PROBLEM TO WORK ON
Find the string "hoje" in the entries and copy each line that has it.

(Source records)
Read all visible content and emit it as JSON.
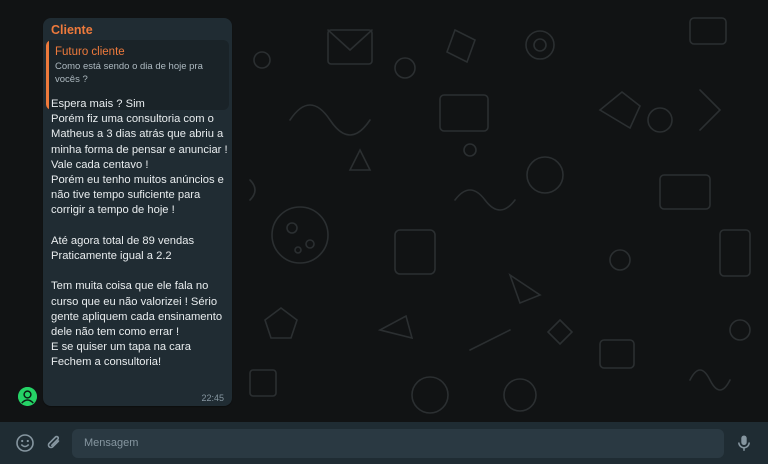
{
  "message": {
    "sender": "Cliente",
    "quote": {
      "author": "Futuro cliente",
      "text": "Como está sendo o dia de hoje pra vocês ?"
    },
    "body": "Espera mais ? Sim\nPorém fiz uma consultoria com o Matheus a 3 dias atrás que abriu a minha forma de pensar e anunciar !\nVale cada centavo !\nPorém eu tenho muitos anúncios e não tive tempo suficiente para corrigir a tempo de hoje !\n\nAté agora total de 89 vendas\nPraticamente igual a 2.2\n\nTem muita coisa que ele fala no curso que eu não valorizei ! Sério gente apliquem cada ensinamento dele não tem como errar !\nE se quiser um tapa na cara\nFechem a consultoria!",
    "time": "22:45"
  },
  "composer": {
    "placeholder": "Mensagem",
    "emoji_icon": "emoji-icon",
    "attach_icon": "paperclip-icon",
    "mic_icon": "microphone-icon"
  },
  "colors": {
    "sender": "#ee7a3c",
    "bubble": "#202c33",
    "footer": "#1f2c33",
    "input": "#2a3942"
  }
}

TASK RESULT
      "text": "Como está sendo o dia de hoje pra vocês ?"
    "body": "Espera mais ? Sim\nPorém fiz uma consultoria com o Matheus a 3 dias atrás que abriu a minha forma de pensar e anunciar !\nVale cada centavo !\nPorém eu tenho muitos anúncios e não tive tempo suficiente para corrigir a tempo de hoje !\n\nAté agora total de 89 vendas\nPraticamente igual a 2.2\n\nTem muita coisa que ele fala no curso que eu não valorizei ! Sério gente apliquem cada ensinamento dele não tem como errar !\nE se quiser um tapa na cara\nFechem a consultoria!",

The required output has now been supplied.